## TEXT BLOCK
□ □ □
Interview: how our future leaders think AI is shaping the construction industry

Artificial intelligence (AI) is one of today’s most frequently debated tools. While AI has potential to revolutionise multiple industries, the transformative opportunities it presents are simultaneously loaded with challenges around accuracy, ethics and the impact automation may have on jobs. The construction industry needs to understand the potential implications of AI and how it is likely to influence the sector, whether embraced or ignored.

We spoke to four rising stars from across our global offices, Siti Norman, Director (Singapore), Guilherme Lombardo, Senior Digital Manager (Sau Paulo, Brazil), Michaela Fiserova, Associate Director (London, UK), and Habel Mwashigadi, Project Manager (Kenya, Africa), to consider the use of AI in their respective countries and how they believe AI will impact the construction sector and wider society.


Q&A Block 3.1

Our rising stars Siti Norman, Guilherme Lombardo, Michaela Fiserova and Habel Mwashigadi

How much is AI being used or investigated in construction schemes in your region of the world?  

Siti: There has been a lot of buzz around ChatGPT in Singapore, however AI tools have been used in the construction market for the past five years. This includes a particular interest in generative AI for design optioneering, automated ruled-based 3D model checking and site safety for compliance.

We have also seen universities setting up labs for innovation and incubating ideas.

Guilherme: In Brazil, AI is being used mainly in image and document analysis to improve processes such as budgeting, construction monitoring and contract management. Some start-ups are also investigating the use of robots and drones with AI for inspections and monitoring. This is on a small scale, and mostly in the testing phase but it is a great opportunity to introduce AI to consulting.

Michaela: AI tools have been used in the UK construction market for a while even though the construction industry is one of the least digitalised industries. I’ve seen some interesting use cases recently in health and safety where AI robots are tracking sites to prevent accidents and injuries. We’ve also been trialling using machine learning for quantity take-offs and pricing.

Habel: AI has been deployed in Africa across various markets, however the uptake within the construction space still is in its early stages. The use of AI powered analytics through products such as OpenSpace has been used on fit-out and brownfield projects, as well as for reality capture on site. Matterport is also being used for virtual reality capture of spaces and design during execution on site.

Major technology players such as Microsoft and Google have also set operating bases in Africa, supporting future development in the AI space.

What do you think are the advantages and disadvantages to applying AI in construction?

Siti: The advantages of applying AI in construction will be having access to data that makes a difference. It will change the attitude we have towards collecting data and make it purposeful. 

It also gives us the opportunity to level the playing field. AI can create space for diversity and inclusion, as it has the potential to allow more people to contribute to the workplace.
□ □ □
## SUPPLIED ENTRIES
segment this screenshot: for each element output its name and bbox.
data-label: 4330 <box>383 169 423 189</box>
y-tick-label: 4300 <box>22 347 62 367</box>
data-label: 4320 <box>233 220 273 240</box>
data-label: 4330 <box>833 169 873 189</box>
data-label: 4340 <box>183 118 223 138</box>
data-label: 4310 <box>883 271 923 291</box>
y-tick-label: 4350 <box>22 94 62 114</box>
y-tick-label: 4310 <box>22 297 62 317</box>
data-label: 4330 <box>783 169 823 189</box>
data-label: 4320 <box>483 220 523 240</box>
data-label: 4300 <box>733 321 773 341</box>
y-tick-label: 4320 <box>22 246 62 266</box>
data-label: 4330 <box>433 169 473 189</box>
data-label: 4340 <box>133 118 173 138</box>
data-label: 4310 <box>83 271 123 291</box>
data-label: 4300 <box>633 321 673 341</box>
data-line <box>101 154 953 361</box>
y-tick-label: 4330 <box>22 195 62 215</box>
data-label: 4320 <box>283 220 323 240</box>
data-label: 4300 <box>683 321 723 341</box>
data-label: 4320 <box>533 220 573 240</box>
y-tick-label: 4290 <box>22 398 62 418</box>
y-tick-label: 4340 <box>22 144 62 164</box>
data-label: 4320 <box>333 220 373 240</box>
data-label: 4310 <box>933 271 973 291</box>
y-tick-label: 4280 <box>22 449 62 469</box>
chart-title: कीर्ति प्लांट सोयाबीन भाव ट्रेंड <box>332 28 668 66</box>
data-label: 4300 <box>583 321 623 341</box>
□ □ □
Extend the interview on AI in the construction industry, picking up right after its final sentence. The listing is separate material that has nothing to do with the interview.

One of the potential disadvantages of applying AI in the workplace is the risk of exploitative business practices. AI presents large corporations with the potential to develop service offerings for clients with the potential to eliminate whole teams. What AI cannot replace, however, is the human interventions that make our lived experiences unique. AI is a great enabler, but it is not the only solution.  

Habel: AI gives the construction industry vast opportunities to combat a legacy of productivity issues. Design processes have been made faster with the generative capabilities of AI through predictive design processes that introduce more feasible variations. This allows both designers and enabled designs to be optimised and executed to avoid repetitive mistakes.  

Through AI-enabled analytics, the decision-making process within the construction process has also been shortened, allowing for faster and more accurate decisions to be made. 

Michaela: The disadvantages of AI are more likely to be caused by an incorrect implementation rather than AI itself. This could include insufficient regulation leading to misuse, inability to remove bias from the dataset or insufficient investment in change management. It’s also important to consider the leaps in productivity and automation and the impact this will have on those who work in the industry.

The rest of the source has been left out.